- _Given data_:

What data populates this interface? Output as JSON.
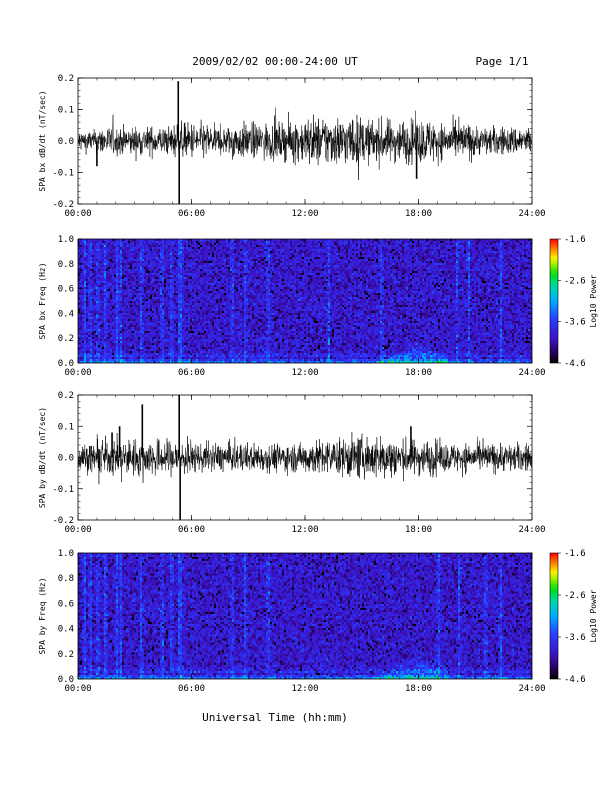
{
  "header": {
    "title": "2009/02/02  00:00-24:00 UT",
    "page": "Page 1/1"
  },
  "footer": {
    "xlabel": "Universal Time (hh:mm)"
  },
  "chart_data": [
    {
      "type": "line",
      "ylabel": "SPA bx dB/dt (nT/sec)",
      "xlim": [
        "00:00",
        "24:00"
      ],
      "ylim": [
        -0.2,
        0.2
      ],
      "x_ticks": [
        "00:00",
        "06:00",
        "12:00",
        "18:00",
        "24:00"
      ],
      "y_ticks": [
        "-0.2",
        "-0.1",
        "0.0",
        "0.1",
        "0.2"
      ],
      "features": {
        "noise_envelope_by_hour": [
          0.03,
          0.04,
          0.04,
          0.04,
          0.04,
          0.05,
          0.05,
          0.04,
          0.05,
          0.05,
          0.05,
          0.06,
          0.07,
          0.07,
          0.07,
          0.06,
          0.06,
          0.06,
          0.06,
          0.05,
          0.05,
          0.04,
          0.04,
          0.04
        ],
        "spikes": [
          {
            "time_h": 5.3,
            "value": 0.19
          },
          {
            "time_h": 5.35,
            "value": -0.2
          },
          {
            "time_h": 1.0,
            "value": -0.08
          },
          {
            "time_h": 17.9,
            "value": -0.12
          }
        ]
      }
    },
    {
      "type": "heatmap",
      "ylabel": "SPA bx Freq (Hz)",
      "xlim": [
        "00:00",
        "24:00"
      ],
      "ylim": [
        0.0,
        1.0
      ],
      "x_ticks": [
        "00:00",
        "06:00",
        "12:00",
        "18:00",
        "24:00"
      ],
      "y_ticks": [
        "0.0",
        "0.2",
        "0.4",
        "0.6",
        "0.8",
        "1.0"
      ],
      "colorbar": {
        "label": "Log10 Power",
        "ticks": [
          "-1.6",
          "-2.6",
          "-3.6",
          "-4.6"
        ],
        "range": [
          -4.6,
          -1.6
        ]
      },
      "features": {
        "vertical_streaks_h": [
          0.3,
          0.6,
          1.0,
          1.4,
          2.0,
          2.2,
          3.3,
          4.4,
          4.9,
          5.3,
          5.4,
          8.1,
          8.8,
          10.0,
          13.2,
          16.0,
          20.0,
          20.6,
          22.3
        ],
        "low_freq_enhancement": {
          "start_h": 15.0,
          "end_h": 19.5,
          "peak_h": 18.0,
          "max_freq": 0.2
        }
      }
    },
    {
      "type": "line",
      "ylabel": "SPA by dB/dt (nT/sec)",
      "xlim": [
        "00:00",
        "24:00"
      ],
      "ylim": [
        -0.2,
        0.2
      ],
      "x_ticks": [
        "00:00",
        "06:00",
        "12:00",
        "18:00",
        "24:00"
      ],
      "y_ticks": [
        "-0.2",
        "-0.1",
        "0.0",
        "0.1",
        "0.2"
      ],
      "features": {
        "noise_envelope_by_hour": [
          0.04,
          0.05,
          0.05,
          0.05,
          0.05,
          0.05,
          0.04,
          0.04,
          0.04,
          0.04,
          0.04,
          0.04,
          0.05,
          0.05,
          0.06,
          0.06,
          0.06,
          0.05,
          0.05,
          0.04,
          0.04,
          0.04,
          0.04,
          0.04
        ],
        "spikes": [
          {
            "time_h": 3.4,
            "value": 0.17
          },
          {
            "time_h": 2.2,
            "value": 0.1
          },
          {
            "time_h": 1.8,
            "value": 0.08
          },
          {
            "time_h": 5.35,
            "value": 0.2
          },
          {
            "time_h": 5.4,
            "value": -0.2
          },
          {
            "time_h": 17.6,
            "value": 0.1
          }
        ]
      }
    },
    {
      "type": "heatmap",
      "ylabel": "SPA by Freq (Hz)",
      "xlim": [
        "00:00",
        "24:00"
      ],
      "ylim": [
        0.0,
        1.0
      ],
      "x_ticks": [
        "00:00",
        "06:00",
        "12:00",
        "18:00",
        "24:00"
      ],
      "y_ticks": [
        "0.0",
        "0.2",
        "0.4",
        "0.6",
        "0.8",
        "1.0"
      ],
      "colorbar": {
        "label": "Log10 Power",
        "ticks": [
          "-1.6",
          "-2.6",
          "-3.6",
          "-4.6"
        ],
        "range": [
          -4.6,
          -1.6
        ]
      },
      "features": {
        "vertical_streaks_h": [
          0.3,
          0.6,
          1.0,
          1.4,
          2.0,
          2.2,
          3.3,
          4.4,
          4.9,
          5.3,
          5.4,
          8.1,
          8.8,
          10.0,
          19.0,
          20.1,
          21.5,
          22.3
        ],
        "low_freq_enhancement": {
          "start_h": 15.0,
          "end_h": 19.5,
          "peak_h": 18.0,
          "max_freq": 0.25
        }
      }
    }
  ]
}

- _What is expected_:
Return the records exactly. Don't carry the pictures over.

- _Result_:
What data populates this interface? Output as JSON.
{
  "header": {
    "title": "2009/02/02  00:00-24:00 UT",
    "page": "Page 1/1"
  },
  "footer": {
    "xlabel": "Universal Time (hh:mm)"
  },
  "chart_data": [
    {
      "type": "line",
      "ylabel": "SPA bx dB/dt (nT/sec)",
      "xlim": [
        "00:00",
        "24:00"
      ],
      "ylim": [
        -0.2,
        0.2
      ],
      "x_ticks": [
        "00:00",
        "06:00",
        "12:00",
        "18:00",
        "24:00"
      ],
      "y_ticks": [
        "-0.2",
        "-0.1",
        "0.0",
        "0.1",
        "0.2"
      ],
      "features": {
        "noise_envelope_by_hour": [
          0.03,
          0.04,
          0.04,
          0.04,
          0.04,
          0.05,
          0.05,
          0.04,
          0.05,
          0.05,
          0.05,
          0.06,
          0.07,
          0.07,
          0.07,
          0.06,
          0.06,
          0.06,
          0.06,
          0.05,
          0.05,
          0.04,
          0.04,
          0.04
        ],
        "spikes": [
          {
            "time_h": 5.3,
            "value": 0.19
          },
          {
            "time_h": 5.35,
            "value": -0.2
          },
          {
            "time_h": 1.0,
            "value": -0.08
          },
          {
            "time_h": 17.9,
            "value": -0.12
          }
        ]
      }
    },
    {
      "type": "heatmap",
      "ylabel": "SPA bx Freq (Hz)",
      "xlim": [
        "00:00",
        "24:00"
      ],
      "ylim": [
        0.0,
        1.0
      ],
      "x_ticks": [
        "00:00",
        "06:00",
        "12:00",
        "18:00",
        "24:00"
      ],
      "y_ticks": [
        "0.0",
        "0.2",
        "0.4",
        "0.6",
        "0.8",
        "1.0"
      ],
      "colorbar": {
        "label": "Log10 Power",
        "ticks": [
          "-1.6",
          "-2.6",
          "-3.6",
          "-4.6"
        ],
        "range": [
          -4.6,
          -1.6
        ]
      },
      "features": {
        "vertical_streaks_h": [
          0.3,
          0.6,
          1.0,
          1.4,
          2.0,
          2.2,
          3.3,
          4.4,
          4.9,
          5.3,
          5.4,
          8.1,
          8.8,
          10.0,
          13.2,
          16.0,
          20.0,
          20.6,
          22.3
        ],
        "low_freq_enhancement": {
          "start_h": 15.0,
          "end_h": 19.5,
          "peak_h": 18.0,
          "max_freq": 0.2
        }
      }
    },
    {
      "type": "line",
      "ylabel": "SPA by dB/dt (nT/sec)",
      "xlim": [
        "00:00",
        "24:00"
      ],
      "ylim": [
        -0.2,
        0.2
      ],
      "x_ticks": [
        "00:00",
        "06:00",
        "12:00",
        "18:00",
        "24:00"
      ],
      "y_ticks": [
        "-0.2",
        "-0.1",
        "0.0",
        "0.1",
        "0.2"
      ],
      "features": {
        "noise_envelope_by_hour": [
          0.04,
          0.05,
          0.05,
          0.05,
          0.05,
          0.05,
          0.04,
          0.04,
          0.04,
          0.04,
          0.04,
          0.04,
          0.05,
          0.05,
          0.06,
          0.06,
          0.06,
          0.05,
          0.05,
          0.04,
          0.04,
          0.04,
          0.04,
          0.04
        ],
        "spikes": [
          {
            "time_h": 3.4,
            "value": 0.17
          },
          {
            "time_h": 2.2,
            "value": 0.1
          },
          {
            "time_h": 1.8,
            "value": 0.08
          },
          {
            "time_h": 5.35,
            "value": 0.2
          },
          {
            "time_h": 5.4,
            "value": -0.2
          },
          {
            "time_h": 17.6,
            "value": 0.1
          }
        ]
      }
    },
    {
      "type": "heatmap",
      "ylabel": "SPA by Freq (Hz)",
      "xlim": [
        "00:00",
        "24:00"
      ],
      "ylim": [
        0.0,
        1.0
      ],
      "x_ticks": [
        "00:00",
        "06:00",
        "12:00",
        "18:00",
        "24:00"
      ],
      "y_ticks": [
        "0.0",
        "0.2",
        "0.4",
        "0.6",
        "0.8",
        "1.0"
      ],
      "colorbar": {
        "label": "Log10 Power",
        "ticks": [
          "-1.6",
          "-2.6",
          "-3.6",
          "-4.6"
        ],
        "range": [
          -4.6,
          -1.6
        ]
      },
      "features": {
        "vertical_streaks_h": [
          0.3,
          0.6,
          1.0,
          1.4,
          2.0,
          2.2,
          3.3,
          4.4,
          4.9,
          5.3,
          5.4,
          8.1,
          8.8,
          10.0,
          19.0,
          20.1,
          21.5,
          22.3
        ],
        "low_freq_enhancement": {
          "start_h": 15.0,
          "end_h": 19.5,
          "peak_h": 18.0,
          "max_freq": 0.25
        }
      }
    }
  ]
}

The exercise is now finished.